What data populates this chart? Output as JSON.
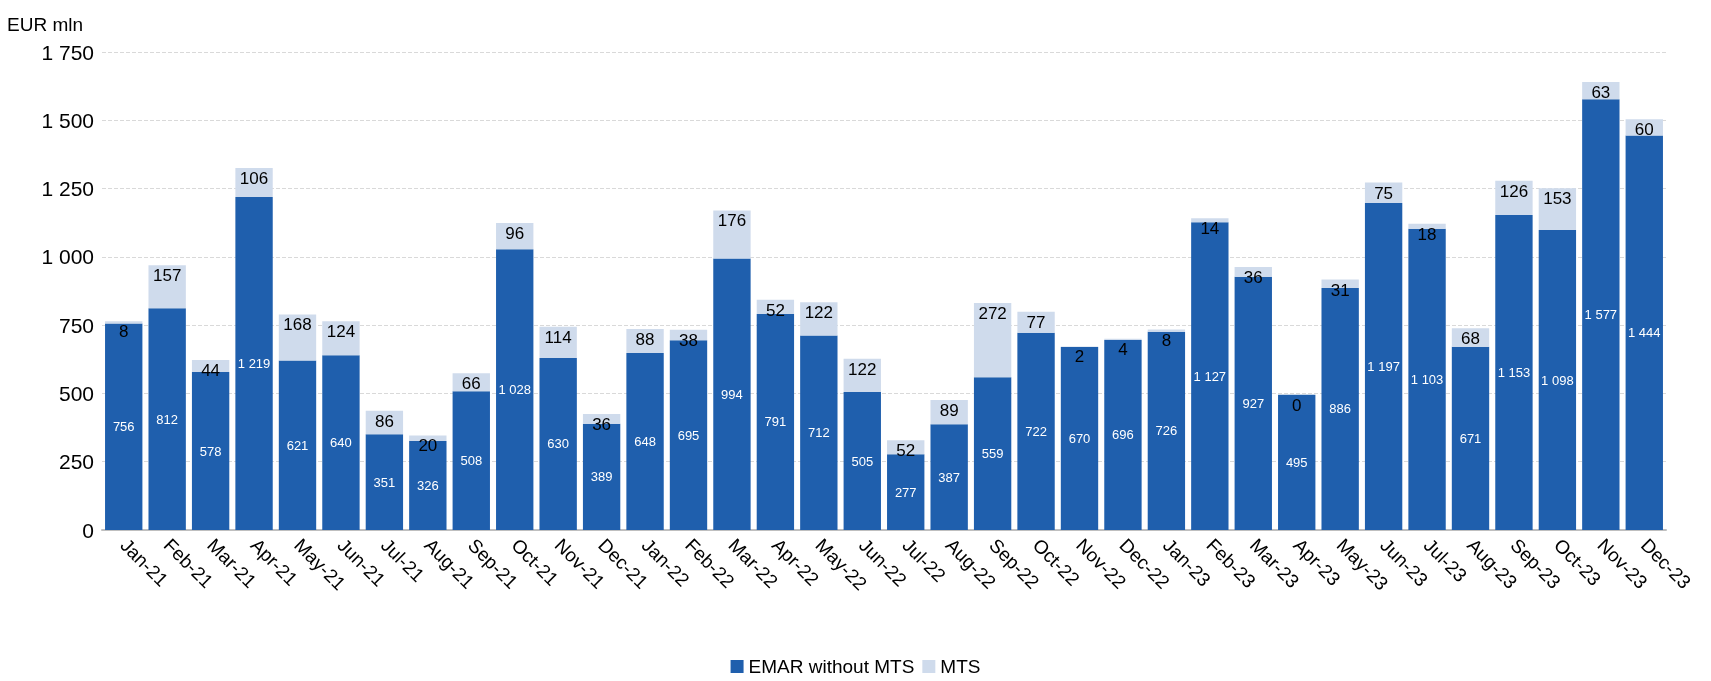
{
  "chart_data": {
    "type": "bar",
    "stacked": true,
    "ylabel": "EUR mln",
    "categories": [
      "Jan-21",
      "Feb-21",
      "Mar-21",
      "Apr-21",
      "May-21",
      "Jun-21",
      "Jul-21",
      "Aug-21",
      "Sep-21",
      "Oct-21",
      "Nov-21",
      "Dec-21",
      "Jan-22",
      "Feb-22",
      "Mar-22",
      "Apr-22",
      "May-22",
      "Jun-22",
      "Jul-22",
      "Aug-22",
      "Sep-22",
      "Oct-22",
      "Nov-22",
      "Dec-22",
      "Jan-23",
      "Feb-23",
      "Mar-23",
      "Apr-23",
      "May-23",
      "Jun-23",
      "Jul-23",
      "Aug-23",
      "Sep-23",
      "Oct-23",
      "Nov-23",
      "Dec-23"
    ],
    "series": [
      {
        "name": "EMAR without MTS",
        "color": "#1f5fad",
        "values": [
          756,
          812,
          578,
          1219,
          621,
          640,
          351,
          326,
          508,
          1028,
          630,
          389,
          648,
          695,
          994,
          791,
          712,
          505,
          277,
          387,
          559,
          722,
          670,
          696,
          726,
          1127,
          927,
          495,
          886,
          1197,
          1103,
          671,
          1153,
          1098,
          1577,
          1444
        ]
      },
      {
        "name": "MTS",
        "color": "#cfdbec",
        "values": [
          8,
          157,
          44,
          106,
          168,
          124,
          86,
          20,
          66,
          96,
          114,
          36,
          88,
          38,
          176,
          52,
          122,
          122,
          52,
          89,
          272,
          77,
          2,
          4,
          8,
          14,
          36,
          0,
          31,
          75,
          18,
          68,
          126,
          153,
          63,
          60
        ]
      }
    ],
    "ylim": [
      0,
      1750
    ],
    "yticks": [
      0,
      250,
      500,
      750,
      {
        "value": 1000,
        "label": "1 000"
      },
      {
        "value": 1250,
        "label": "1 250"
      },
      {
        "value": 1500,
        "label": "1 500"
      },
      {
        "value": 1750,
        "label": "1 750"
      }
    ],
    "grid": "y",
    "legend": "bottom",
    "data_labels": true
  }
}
* * *
(Problem details)
Set down the material above as is, without any pictures.

(Correct output)
What data populates this chart? Output as JSON.
{
  "chart_data": {
    "type": "bar",
    "stacked": true,
    "ylabel": "EUR mln",
    "categories": [
      "Jan-21",
      "Feb-21",
      "Mar-21",
      "Apr-21",
      "May-21",
      "Jun-21",
      "Jul-21",
      "Aug-21",
      "Sep-21",
      "Oct-21",
      "Nov-21",
      "Dec-21",
      "Jan-22",
      "Feb-22",
      "Mar-22",
      "Apr-22",
      "May-22",
      "Jun-22",
      "Jul-22",
      "Aug-22",
      "Sep-22",
      "Oct-22",
      "Nov-22",
      "Dec-22",
      "Jan-23",
      "Feb-23",
      "Mar-23",
      "Apr-23",
      "May-23",
      "Jun-23",
      "Jul-23",
      "Aug-23",
      "Sep-23",
      "Oct-23",
      "Nov-23",
      "Dec-23"
    ],
    "series": [
      {
        "name": "EMAR without MTS",
        "color": "#1f5fad",
        "values": [
          756,
          812,
          578,
          1219,
          621,
          640,
          351,
          326,
          508,
          1028,
          630,
          389,
          648,
          695,
          994,
          791,
          712,
          505,
          277,
          387,
          559,
          722,
          670,
          696,
          726,
          1127,
          927,
          495,
          886,
          1197,
          1103,
          671,
          1153,
          1098,
          1577,
          1444
        ]
      },
      {
        "name": "MTS",
        "color": "#cfdbec",
        "values": [
          8,
          157,
          44,
          106,
          168,
          124,
          86,
          20,
          66,
          96,
          114,
          36,
          88,
          38,
          176,
          52,
          122,
          122,
          52,
          89,
          272,
          77,
          2,
          4,
          8,
          14,
          36,
          0,
          31,
          75,
          18,
          68,
          126,
          153,
          63,
          60
        ]
      }
    ],
    "ylim": [
      0,
      1750
    ],
    "yticks": [
      0,
      250,
      500,
      750,
      {
        "value": 1000,
        "label": "1 000"
      },
      {
        "value": 1250,
        "label": "1 250"
      },
      {
        "value": 1500,
        "label": "1 500"
      },
      {
        "value": 1750,
        "label": "1 750"
      }
    ],
    "grid": "y",
    "legend": "bottom",
    "data_labels": true
  }
}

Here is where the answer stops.